Records about charts and figures:
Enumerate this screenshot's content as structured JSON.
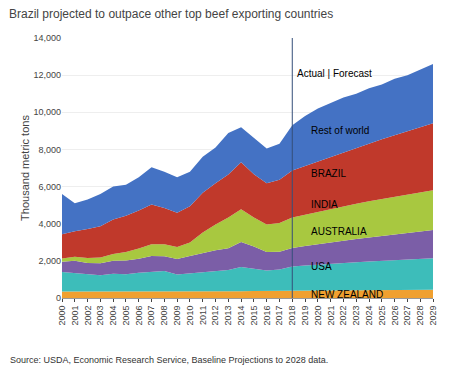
{
  "chart_data": {
    "type": "area",
    "stacked": true,
    "title": "Brazil projected to outpace other top beef exporting countries",
    "ylabel": "Thousand metric tons",
    "source": "Source: USDA, Economic Research Service, Baseline Projections to 2028 data.",
    "x": [
      2000,
      2001,
      2002,
      2003,
      2004,
      2005,
      2006,
      2007,
      2008,
      2009,
      2010,
      2011,
      2012,
      2013,
      2014,
      2015,
      2016,
      2017,
      2018,
      2019,
      2020,
      2021,
      2022,
      2023,
      2024,
      2025,
      2026,
      2027,
      2028,
      2029
    ],
    "series": [
      {
        "name": "NEW ZEALAND",
        "color": "#F0A030",
        "values": [
          350,
          350,
          340,
          330,
          340,
          330,
          330,
          335,
          330,
          330,
          335,
          340,
          345,
          355,
          365,
          375,
          380,
          385,
          390,
          395,
          400,
          405,
          410,
          415,
          420,
          425,
          430,
          435,
          440,
          445
        ]
      },
      {
        "name": "USA",
        "color": "#3DBDBA",
        "values": [
          1050,
          1000,
          950,
          900,
          970,
          950,
          1030,
          1080,
          1130,
          930,
          980,
          1050,
          1100,
          1150,
          1300,
          1200,
          1100,
          1150,
          1300,
          1350,
          1400,
          1440,
          1480,
          1510,
          1540,
          1570,
          1600,
          1630,
          1660,
          1690
        ]
      },
      {
        "name": "AUSTRALIA",
        "color": "#7B5EA7",
        "values": [
          550,
          650,
          600,
          640,
          700,
          740,
          750,
          840,
          790,
          840,
          940,
          1040,
          1130,
          1180,
          1350,
          1200,
          1000,
          950,
          1000,
          1050,
          1100,
          1150,
          1200,
          1250,
          1300,
          1350,
          1400,
          1450,
          1490,
          1520
        ]
      },
      {
        "name": "INDIA",
        "color": "#A8C840",
        "values": [
          180,
          220,
          270,
          310,
          360,
          460,
          550,
          640,
          640,
          640,
          730,
          1100,
          1380,
          1650,
          1760,
          1560,
          1480,
          1560,
          1650,
          1700,
          1750,
          1800,
          1850,
          1900,
          1950,
          1990,
          2030,
          2070,
          2110,
          2150
        ]
      },
      {
        "name": "BRAZIL",
        "color": "#C0392B",
        "values": [
          1300,
          1380,
          1560,
          1680,
          1860,
          1950,
          2050,
          2140,
          1950,
          1850,
          1950,
          2140,
          2230,
          2320,
          2530,
          2330,
          2220,
          2320,
          2530,
          2620,
          2710,
          2810,
          2910,
          3010,
          3110,
          3210,
          3310,
          3410,
          3510,
          3600
        ]
      },
      {
        "name": "Rest of world",
        "color": "#4472C4",
        "values": [
          2170,
          1500,
          1580,
          1740,
          1770,
          1670,
          1790,
          2005,
          1960,
          1910,
          1865,
          1930,
          1915,
          2225,
          1895,
          1935,
          1870,
          1935,
          2430,
          2685,
          2840,
          2895,
          2950,
          2915,
          2980,
          2955,
          3030,
          3005,
          3090,
          3195
        ]
      }
    ],
    "vlines": [
      {
        "x": 2018,
        "color": "#354F7A"
      }
    ],
    "annotations": [
      {
        "text": "Actual | Forecast",
        "x": 2018,
        "y": 12500
      },
      {
        "text": "Rest of world",
        "x": 2019.3,
        "y": 9000
      },
      {
        "text": "BRAZIL",
        "x": 2019.3,
        "y": 6700
      },
      {
        "text": "INDIA",
        "x": 2019.3,
        "y": 5050
      },
      {
        "text": "AUSTRALIA",
        "x": 2019.3,
        "y": 3600
      },
      {
        "text": "USA",
        "x": 2019.3,
        "y": 1700
      },
      {
        "text": "NEW ZEALAND",
        "x": 2019.3,
        "y": 210
      }
    ],
    "xlim": [
      2000,
      2029
    ],
    "xticks": [
      2000,
      2001,
      2002,
      2003,
      2004,
      2005,
      2006,
      2007,
      2008,
      2009,
      2010,
      2011,
      2012,
      2013,
      2014,
      2015,
      2016,
      2017,
      2018,
      2019,
      2020,
      2021,
      2022,
      2023,
      2024,
      2025,
      2026,
      2027,
      2028,
      2029
    ],
    "ylim": [
      0,
      14000
    ],
    "yticks": [
      0,
      {
        "value": 2000,
        "label": "2,000"
      },
      {
        "value": 4000,
        "label": "4,000"
      },
      {
        "value": 6000,
        "label": "6,000"
      },
      {
        "value": 8000,
        "label": "8,000"
      },
      {
        "value": 10000,
        "label": "10,000"
      },
      {
        "value": 12000,
        "label": "12,000"
      },
      {
        "value": 14000,
        "label": "14,000"
      }
    ],
    "grid": "y",
    "legend": false
  }
}
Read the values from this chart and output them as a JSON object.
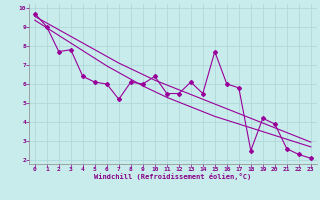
{
  "xlabel": "Windchill (Refroidissement éolien,°C)",
  "bg_color": "#c8ecec",
  "grid_color": "#b0d8d8",
  "line_color": "#990099",
  "x_data": [
    0,
    1,
    2,
    3,
    4,
    5,
    6,
    7,
    8,
    9,
    10,
    11,
    12,
    13,
    14,
    15,
    16,
    17,
    18,
    19,
    20,
    21,
    22,
    23
  ],
  "y_main": [
    9.7,
    9.0,
    7.7,
    7.8,
    6.4,
    6.1,
    6.0,
    5.2,
    6.1,
    6.0,
    6.4,
    5.5,
    5.5,
    6.1,
    5.5,
    7.7,
    6.0,
    5.8,
    2.5,
    4.2,
    3.9,
    2.6,
    2.3,
    2.1
  ],
  "y_trend1": [
    9.35,
    8.95,
    8.55,
    8.15,
    7.75,
    7.35,
    6.95,
    6.6,
    6.25,
    5.9,
    5.6,
    5.3,
    5.05,
    4.8,
    4.55,
    4.3,
    4.1,
    3.9,
    3.7,
    3.5,
    3.3,
    3.1,
    2.9,
    2.7
  ],
  "y_trend2": [
    9.55,
    9.2,
    8.85,
    8.5,
    8.15,
    7.8,
    7.45,
    7.1,
    6.8,
    6.5,
    6.2,
    5.95,
    5.7,
    5.45,
    5.2,
    4.95,
    4.7,
    4.45,
    4.2,
    3.95,
    3.7,
    3.45,
    3.2,
    2.95
  ],
  "ylim": [
    2,
    10
  ],
  "xlim": [
    0,
    23
  ],
  "yticks": [
    2,
    3,
    4,
    5,
    6,
    7,
    8,
    9,
    10
  ],
  "xticks": [
    0,
    1,
    2,
    3,
    4,
    5,
    6,
    7,
    8,
    9,
    10,
    11,
    12,
    13,
    14,
    15,
    16,
    17,
    18,
    19,
    20,
    21,
    22,
    23
  ]
}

* _Given instruction_
Omit every picture while copying the listing above exactly.

* _The output_
Enumerate this screenshot's content as structured JSON.
{
  "chart_data": {
    "type": "area",
    "stacked": true,
    "title": "Brazil projected to outpace other top beef exporting countries",
    "ylabel": "Thousand metric tons",
    "source": "Source: USDA, Economic Research Service, Baseline Projections to 2028 data.",
    "x": [
      2000,
      2001,
      2002,
      2003,
      2004,
      2005,
      2006,
      2007,
      2008,
      2009,
      2010,
      2011,
      2012,
      2013,
      2014,
      2015,
      2016,
      2017,
      2018,
      2019,
      2020,
      2021,
      2022,
      2023,
      2024,
      2025,
      2026,
      2027,
      2028,
      2029
    ],
    "series": [
      {
        "name": "NEW ZEALAND",
        "color": "#F0A030",
        "values": [
          350,
          350,
          340,
          330,
          340,
          330,
          330,
          335,
          330,
          330,
          335,
          340,
          345,
          355,
          365,
          375,
          380,
          385,
          390,
          395,
          400,
          405,
          410,
          415,
          420,
          425,
          430,
          435,
          440,
          445
        ]
      },
      {
        "name": "USA",
        "color": "#3DBDBA",
        "values": [
          1050,
          1000,
          950,
          900,
          970,
          950,
          1030,
          1080,
          1130,
          930,
          980,
          1050,
          1100,
          1150,
          1300,
          1200,
          1100,
          1150,
          1300,
          1350,
          1400,
          1440,
          1480,
          1510,
          1540,
          1570,
          1600,
          1630,
          1660,
          1690
        ]
      },
      {
        "name": "AUSTRALIA",
        "color": "#7B5EA7",
        "values": [
          550,
          650,
          600,
          640,
          700,
          740,
          750,
          840,
          790,
          840,
          940,
          1040,
          1130,
          1180,
          1350,
          1200,
          1000,
          950,
          1000,
          1050,
          1100,
          1150,
          1200,
          1250,
          1300,
          1350,
          1400,
          1450,
          1490,
          1520
        ]
      },
      {
        "name": "INDIA",
        "color": "#A8C840",
        "values": [
          180,
          220,
          270,
          310,
          360,
          460,
          550,
          640,
          640,
          640,
          730,
          1100,
          1380,
          1650,
          1760,
          1560,
          1480,
          1560,
          1650,
          1700,
          1750,
          1800,
          1850,
          1900,
          1950,
          1990,
          2030,
          2070,
          2110,
          2150
        ]
      },
      {
        "name": "BRAZIL",
        "color": "#C0392B",
        "values": [
          1300,
          1380,
          1560,
          1680,
          1860,
          1950,
          2050,
          2140,
          1950,
          1850,
          1950,
          2140,
          2230,
          2320,
          2530,
          2330,
          2220,
          2320,
          2530,
          2620,
          2710,
          2810,
          2910,
          3010,
          3110,
          3210,
          3310,
          3410,
          3510,
          3600
        ]
      },
      {
        "name": "Rest of world",
        "color": "#4472C4",
        "values": [
          2170,
          1500,
          1580,
          1740,
          1770,
          1670,
          1790,
          2005,
          1960,
          1910,
          1865,
          1930,
          1915,
          2225,
          1895,
          1935,
          1870,
          1935,
          2430,
          2685,
          2840,
          2895,
          2950,
          2915,
          2980,
          2955,
          3030,
          3005,
          3090,
          3195
        ]
      }
    ],
    "vlines": [
      {
        "x": 2018,
        "color": "#354F7A"
      }
    ],
    "annotations": [
      {
        "text": "Actual | Forecast",
        "x": 2018,
        "y": 12500
      },
      {
        "text": "Rest of world",
        "x": 2019.3,
        "y": 9000
      },
      {
        "text": "BRAZIL",
        "x": 2019.3,
        "y": 6700
      },
      {
        "text": "INDIA",
        "x": 2019.3,
        "y": 5050
      },
      {
        "text": "AUSTRALIA",
        "x": 2019.3,
        "y": 3600
      },
      {
        "text": "USA",
        "x": 2019.3,
        "y": 1700
      },
      {
        "text": "NEW ZEALAND",
        "x": 2019.3,
        "y": 210
      }
    ],
    "xlim": [
      2000,
      2029
    ],
    "xticks": [
      2000,
      2001,
      2002,
      2003,
      2004,
      2005,
      2006,
      2007,
      2008,
      2009,
      2010,
      2011,
      2012,
      2013,
      2014,
      2015,
      2016,
      2017,
      2018,
      2019,
      2020,
      2021,
      2022,
      2023,
      2024,
      2025,
      2026,
      2027,
      2028,
      2029
    ],
    "ylim": [
      0,
      14000
    ],
    "yticks": [
      0,
      {
        "value": 2000,
        "label": "2,000"
      },
      {
        "value": 4000,
        "label": "4,000"
      },
      {
        "value": 6000,
        "label": "6,000"
      },
      {
        "value": 8000,
        "label": "8,000"
      },
      {
        "value": 10000,
        "label": "10,000"
      },
      {
        "value": 12000,
        "label": "12,000"
      },
      {
        "value": 14000,
        "label": "14,000"
      }
    ],
    "grid": "y",
    "legend": false
  }
}
Read the values from this chart and output them as a JSON object.
{
  "xlabel": "Windchill (Refroidissement éolien,°C)",
  "bg_color": "#c8ecec",
  "grid_color": "#b0d8d8",
  "line_color": "#990099",
  "x_data": [
    0,
    1,
    2,
    3,
    4,
    5,
    6,
    7,
    8,
    9,
    10,
    11,
    12,
    13,
    14,
    15,
    16,
    17,
    18,
    19,
    20,
    21,
    22,
    23
  ],
  "y_main": [
    9.7,
    9.0,
    7.7,
    7.8,
    6.4,
    6.1,
    6.0,
    5.2,
    6.1,
    6.0,
    6.4,
    5.5,
    5.5,
    6.1,
    5.5,
    7.7,
    6.0,
    5.8,
    2.5,
    4.2,
    3.9,
    2.6,
    2.3,
    2.1
  ],
  "y_trend1": [
    9.35,
    8.95,
    8.55,
    8.15,
    7.75,
    7.35,
    6.95,
    6.6,
    6.25,
    5.9,
    5.6,
    5.3,
    5.05,
    4.8,
    4.55,
    4.3,
    4.1,
    3.9,
    3.7,
    3.5,
    3.3,
    3.1,
    2.9,
    2.7
  ],
  "y_trend2": [
    9.55,
    9.2,
    8.85,
    8.5,
    8.15,
    7.8,
    7.45,
    7.1,
    6.8,
    6.5,
    6.2,
    5.95,
    5.7,
    5.45,
    5.2,
    4.95,
    4.7,
    4.45,
    4.2,
    3.95,
    3.7,
    3.45,
    3.2,
    2.95
  ],
  "ylim": [
    2,
    10
  ],
  "xlim": [
    0,
    23
  ],
  "yticks": [
    2,
    3,
    4,
    5,
    6,
    7,
    8,
    9,
    10
  ],
  "xticks": [
    0,
    1,
    2,
    3,
    4,
    5,
    6,
    7,
    8,
    9,
    10,
    11,
    12,
    13,
    14,
    15,
    16,
    17,
    18,
    19,
    20,
    21,
    22,
    23
  ]
}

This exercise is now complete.